--- Start of Data lines ---
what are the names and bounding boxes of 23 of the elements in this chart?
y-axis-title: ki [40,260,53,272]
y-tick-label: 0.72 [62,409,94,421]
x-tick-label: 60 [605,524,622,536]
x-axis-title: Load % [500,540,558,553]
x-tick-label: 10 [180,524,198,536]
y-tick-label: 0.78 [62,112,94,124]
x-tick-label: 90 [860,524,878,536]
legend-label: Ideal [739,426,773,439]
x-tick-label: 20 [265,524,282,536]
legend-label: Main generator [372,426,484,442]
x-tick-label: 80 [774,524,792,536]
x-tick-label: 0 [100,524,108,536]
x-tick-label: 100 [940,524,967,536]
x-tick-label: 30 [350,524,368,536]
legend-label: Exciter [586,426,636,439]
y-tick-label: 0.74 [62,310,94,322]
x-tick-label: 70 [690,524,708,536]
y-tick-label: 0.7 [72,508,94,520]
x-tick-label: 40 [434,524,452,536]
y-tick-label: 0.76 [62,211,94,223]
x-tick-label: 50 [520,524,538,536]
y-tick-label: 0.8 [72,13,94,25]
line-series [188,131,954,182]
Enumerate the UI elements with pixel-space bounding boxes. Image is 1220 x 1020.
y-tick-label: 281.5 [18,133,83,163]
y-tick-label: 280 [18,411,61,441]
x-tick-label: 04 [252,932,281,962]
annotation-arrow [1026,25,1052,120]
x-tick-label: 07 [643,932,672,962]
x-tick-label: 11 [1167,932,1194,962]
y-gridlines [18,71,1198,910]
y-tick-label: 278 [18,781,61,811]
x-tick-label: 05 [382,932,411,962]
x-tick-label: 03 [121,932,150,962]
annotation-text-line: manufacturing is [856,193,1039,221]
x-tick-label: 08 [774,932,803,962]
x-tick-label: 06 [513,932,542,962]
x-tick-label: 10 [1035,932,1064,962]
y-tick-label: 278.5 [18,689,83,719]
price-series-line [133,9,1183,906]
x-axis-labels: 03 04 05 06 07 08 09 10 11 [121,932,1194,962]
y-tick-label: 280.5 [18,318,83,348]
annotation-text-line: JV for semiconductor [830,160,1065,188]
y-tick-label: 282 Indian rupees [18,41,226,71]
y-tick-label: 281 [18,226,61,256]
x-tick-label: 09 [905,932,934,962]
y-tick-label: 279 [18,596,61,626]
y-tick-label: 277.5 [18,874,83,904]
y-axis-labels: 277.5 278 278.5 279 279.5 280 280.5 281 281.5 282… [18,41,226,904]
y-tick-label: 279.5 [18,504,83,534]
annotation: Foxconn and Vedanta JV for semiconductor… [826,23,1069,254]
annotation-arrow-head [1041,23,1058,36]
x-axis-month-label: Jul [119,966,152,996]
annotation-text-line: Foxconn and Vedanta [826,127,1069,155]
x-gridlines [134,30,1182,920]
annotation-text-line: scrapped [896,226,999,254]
--- End of Data lines ---
*Aim*. Please turn every line of the entries above into one numbered list, leaving out any blank lines.

*Solution to the problem*.
1. what are the names and bounding boxes of 23 of the elements in this chart?
2. y-axis-title: ki [40,260,53,272]
3. y-tick-label: 0.72 [62,409,94,421]
4. x-tick-label: 60 [605,524,622,536]
5. x-axis-title: Load % [500,540,558,553]
6. x-tick-label: 10 [180,524,198,536]
7. y-tick-label: 0.78 [62,112,94,124]
8. x-tick-label: 90 [860,524,878,536]
9. legend-label: Ideal [739,426,773,439]
10. x-tick-label: 20 [265,524,282,536]
11. legend-label: Main generator [372,426,484,442]
12. x-tick-label: 80 [774,524,792,536]
13. x-tick-label: 0 [100,524,108,536]
14. x-tick-label: 100 [940,524,967,536]
15. x-tick-label: 30 [350,524,368,536]
16. legend-label: Exciter [586,426,636,439]
17. y-tick-label: 0.74 [62,310,94,322]
18. x-tick-label: 70 [690,524,708,536]
19. y-tick-label: 0.7 [72,508,94,520]
20. x-tick-label: 40 [434,524,452,536]
21. y-tick-label: 0.76 [62,211,94,223]
22. x-tick-label: 50 [520,524,538,536]
23. y-tick-label: 0.8 [72,13,94,25]
24. line-series [188,131,954,182]
25. Enumerate the UI elements with pixel-space bounding boxes. Image is 1220 x 1020.
26. y-tick-label: 281.5 [18,133,83,163]
27. y-tick-label: 280 [18,411,61,441]
28. x-tick-label: 04 [252,932,281,962]
29. annotation-arrow [1026,25,1052,120]
30. x-tick-label: 07 [643,932,672,962]
31. x-tick-label: 11 [1167,932,1194,962]
32. y-gridlines [18,71,1198,910]
33. y-tick-label: 278 [18,781,61,811]
34. x-tick-label: 05 [382,932,411,962]
35. x-tick-label: 03 [121,932,150,962]
36. annotation-text-line: manufacturing is [856,193,1039,221]
37. x-tick-label: 08 [774,932,803,962]
38. x-tick-label: 06 [513,932,542,962]
39. x-tick-label: 10 [1035,932,1064,962]
40. y-tick-label: 278.5 [18,689,83,719]
41. price-series-line [133,9,1183,906]
42. x-axis-labels: 03 04 05 06 07 08 09 10 11 [121,932,1194,962]
43. y-tick-label: 280.5 [18,318,83,348]
44. annotation-text-line: JV for semiconductor [830,160,1065,188]
45. y-tick-label: 282 Indian rupees [18,41,226,71]
46. y-tick-label: 281 [18,226,61,256]
47. x-tick-label: 09 [905,932,934,962]
48. y-tick-label: 279 [18,596,61,626]
49. y-tick-label: 277.5 [18,874,83,904]
50. y-axis-labels: 277.5 278 278.5 279 279.5 280 280.5 281 281.5 282… [18,41,226,904]
51. y-tick-label: 279.5 [18,504,83,534]
52. annotation: Foxconn and Vedanta JV for semiconductor… [826,23,1069,254]
53. annotation-arrow-head [1041,23,1058,36]
54. x-axis-month-label: Jul [119,966,152,996]
55. annotation-text-line: Foxconn and Vedanta [826,127,1069,155]
56. x-gridlines [134,30,1182,920]
57. annotation-text-line: scrapped [896,226,999,254]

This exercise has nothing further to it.